**Task to complete**
Rewrite the records from their first line through the line containing "edge-label: Task result", inclusive, as a numbered list with blank lines omitted.

------------------------------------------------------------------------

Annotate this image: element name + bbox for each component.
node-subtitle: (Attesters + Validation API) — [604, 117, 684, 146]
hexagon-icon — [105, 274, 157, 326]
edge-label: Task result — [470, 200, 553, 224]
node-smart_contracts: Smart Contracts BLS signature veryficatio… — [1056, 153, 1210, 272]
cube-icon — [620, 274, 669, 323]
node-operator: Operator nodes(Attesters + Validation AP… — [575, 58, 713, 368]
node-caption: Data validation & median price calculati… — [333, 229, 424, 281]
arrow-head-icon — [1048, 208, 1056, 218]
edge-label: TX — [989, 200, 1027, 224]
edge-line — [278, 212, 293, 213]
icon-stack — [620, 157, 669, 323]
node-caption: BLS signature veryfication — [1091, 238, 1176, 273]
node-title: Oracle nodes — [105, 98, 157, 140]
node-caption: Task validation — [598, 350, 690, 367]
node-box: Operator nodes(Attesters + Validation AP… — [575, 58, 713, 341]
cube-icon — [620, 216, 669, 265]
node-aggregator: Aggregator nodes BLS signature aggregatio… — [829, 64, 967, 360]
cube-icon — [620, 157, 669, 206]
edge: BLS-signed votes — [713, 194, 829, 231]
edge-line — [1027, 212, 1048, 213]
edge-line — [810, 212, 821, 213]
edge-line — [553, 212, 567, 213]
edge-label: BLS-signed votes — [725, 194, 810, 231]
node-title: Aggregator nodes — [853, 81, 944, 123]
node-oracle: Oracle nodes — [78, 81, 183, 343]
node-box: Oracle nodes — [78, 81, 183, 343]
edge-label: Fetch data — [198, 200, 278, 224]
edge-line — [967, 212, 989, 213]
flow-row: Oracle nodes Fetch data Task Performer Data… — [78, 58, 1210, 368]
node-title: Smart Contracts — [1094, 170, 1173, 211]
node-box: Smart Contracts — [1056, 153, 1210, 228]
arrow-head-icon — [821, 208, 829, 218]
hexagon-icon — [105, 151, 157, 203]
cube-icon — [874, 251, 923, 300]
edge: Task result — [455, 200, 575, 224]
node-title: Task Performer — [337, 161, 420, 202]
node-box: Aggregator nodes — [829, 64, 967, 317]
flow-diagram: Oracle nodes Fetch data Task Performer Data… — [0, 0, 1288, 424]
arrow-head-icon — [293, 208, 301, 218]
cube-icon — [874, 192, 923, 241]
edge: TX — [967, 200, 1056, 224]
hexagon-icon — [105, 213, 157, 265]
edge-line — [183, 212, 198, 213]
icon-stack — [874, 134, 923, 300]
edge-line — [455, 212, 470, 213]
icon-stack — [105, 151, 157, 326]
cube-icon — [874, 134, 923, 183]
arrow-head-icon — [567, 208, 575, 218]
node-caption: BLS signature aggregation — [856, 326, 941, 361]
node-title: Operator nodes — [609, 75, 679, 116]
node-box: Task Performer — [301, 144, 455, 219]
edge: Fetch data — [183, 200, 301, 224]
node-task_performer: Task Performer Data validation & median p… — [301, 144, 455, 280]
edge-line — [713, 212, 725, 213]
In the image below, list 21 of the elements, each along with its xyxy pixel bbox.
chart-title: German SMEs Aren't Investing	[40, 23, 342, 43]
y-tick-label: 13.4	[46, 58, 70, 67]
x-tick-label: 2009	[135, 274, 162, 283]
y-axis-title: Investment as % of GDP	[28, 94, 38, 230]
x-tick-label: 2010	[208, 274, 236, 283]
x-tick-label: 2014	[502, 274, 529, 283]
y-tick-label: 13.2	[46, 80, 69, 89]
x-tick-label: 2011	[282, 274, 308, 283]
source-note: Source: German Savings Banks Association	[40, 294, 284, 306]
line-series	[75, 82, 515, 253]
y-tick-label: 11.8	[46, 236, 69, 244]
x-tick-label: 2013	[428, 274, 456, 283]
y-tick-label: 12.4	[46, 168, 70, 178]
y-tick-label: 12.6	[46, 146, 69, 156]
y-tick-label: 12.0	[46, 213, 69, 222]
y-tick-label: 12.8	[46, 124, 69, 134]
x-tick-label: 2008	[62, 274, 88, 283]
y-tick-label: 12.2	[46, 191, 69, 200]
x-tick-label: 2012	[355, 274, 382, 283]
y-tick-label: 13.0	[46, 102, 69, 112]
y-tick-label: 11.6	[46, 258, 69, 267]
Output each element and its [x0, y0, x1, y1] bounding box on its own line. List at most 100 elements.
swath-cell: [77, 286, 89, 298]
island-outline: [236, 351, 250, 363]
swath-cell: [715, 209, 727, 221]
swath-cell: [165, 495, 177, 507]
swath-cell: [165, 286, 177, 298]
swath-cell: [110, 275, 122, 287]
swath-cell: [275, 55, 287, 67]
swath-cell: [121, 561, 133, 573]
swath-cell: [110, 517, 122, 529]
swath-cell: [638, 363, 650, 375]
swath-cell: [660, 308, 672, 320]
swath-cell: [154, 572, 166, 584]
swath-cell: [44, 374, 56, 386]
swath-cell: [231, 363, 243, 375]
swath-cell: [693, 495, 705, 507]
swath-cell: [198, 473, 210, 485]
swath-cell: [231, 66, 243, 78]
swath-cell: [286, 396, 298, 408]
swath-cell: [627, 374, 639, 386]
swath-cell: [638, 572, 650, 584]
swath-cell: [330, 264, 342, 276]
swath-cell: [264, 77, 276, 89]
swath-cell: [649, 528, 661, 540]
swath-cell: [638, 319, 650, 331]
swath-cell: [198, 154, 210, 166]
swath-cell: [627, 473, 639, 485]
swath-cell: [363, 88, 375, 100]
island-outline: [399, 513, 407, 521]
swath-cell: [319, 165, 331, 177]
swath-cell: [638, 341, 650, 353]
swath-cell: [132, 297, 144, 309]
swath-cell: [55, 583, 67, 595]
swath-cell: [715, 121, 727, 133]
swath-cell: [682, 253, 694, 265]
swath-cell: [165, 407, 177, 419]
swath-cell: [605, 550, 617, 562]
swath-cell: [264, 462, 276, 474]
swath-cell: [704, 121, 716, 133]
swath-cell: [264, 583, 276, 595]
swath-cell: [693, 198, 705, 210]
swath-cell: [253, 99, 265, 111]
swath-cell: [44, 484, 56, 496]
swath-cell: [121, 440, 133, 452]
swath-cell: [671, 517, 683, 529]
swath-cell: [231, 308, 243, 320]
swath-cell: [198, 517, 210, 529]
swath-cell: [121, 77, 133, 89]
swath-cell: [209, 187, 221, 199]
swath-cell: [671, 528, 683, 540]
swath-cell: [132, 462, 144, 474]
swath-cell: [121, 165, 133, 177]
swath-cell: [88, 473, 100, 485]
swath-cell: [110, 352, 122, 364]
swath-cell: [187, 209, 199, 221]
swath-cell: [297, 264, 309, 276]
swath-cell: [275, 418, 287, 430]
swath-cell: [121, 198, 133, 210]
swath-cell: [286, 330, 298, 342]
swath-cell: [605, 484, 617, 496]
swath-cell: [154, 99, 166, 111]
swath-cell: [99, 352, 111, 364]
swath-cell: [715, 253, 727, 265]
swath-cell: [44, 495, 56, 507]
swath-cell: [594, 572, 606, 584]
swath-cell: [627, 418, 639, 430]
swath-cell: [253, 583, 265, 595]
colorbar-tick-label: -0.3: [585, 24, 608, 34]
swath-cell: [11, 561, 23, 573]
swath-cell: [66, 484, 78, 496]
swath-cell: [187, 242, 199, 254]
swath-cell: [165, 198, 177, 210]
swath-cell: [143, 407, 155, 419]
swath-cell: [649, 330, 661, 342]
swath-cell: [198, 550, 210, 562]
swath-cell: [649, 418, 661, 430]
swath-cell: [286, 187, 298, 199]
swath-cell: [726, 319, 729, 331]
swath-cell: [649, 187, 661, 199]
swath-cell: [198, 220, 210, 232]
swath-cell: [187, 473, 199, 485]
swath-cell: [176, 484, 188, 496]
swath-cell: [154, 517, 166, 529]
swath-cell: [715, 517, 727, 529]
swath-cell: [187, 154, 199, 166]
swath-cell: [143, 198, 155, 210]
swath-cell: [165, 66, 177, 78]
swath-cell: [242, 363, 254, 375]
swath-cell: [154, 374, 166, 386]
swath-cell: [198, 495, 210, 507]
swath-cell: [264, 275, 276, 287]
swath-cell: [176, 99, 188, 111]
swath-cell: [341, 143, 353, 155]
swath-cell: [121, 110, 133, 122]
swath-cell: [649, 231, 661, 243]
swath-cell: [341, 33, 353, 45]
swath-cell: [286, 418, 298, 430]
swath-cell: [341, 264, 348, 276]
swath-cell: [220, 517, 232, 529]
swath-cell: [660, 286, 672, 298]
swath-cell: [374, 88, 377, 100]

------------------------------------------------------------------------

**Solved problem**
1. Annotate this image: element name + bbox for each component.
2. node-subtitle: (Attesters + Validation API) — [604, 117, 684, 146]
3. hexagon-icon — [105, 274, 157, 326]
4. edge-label: Task result — [470, 200, 553, 224]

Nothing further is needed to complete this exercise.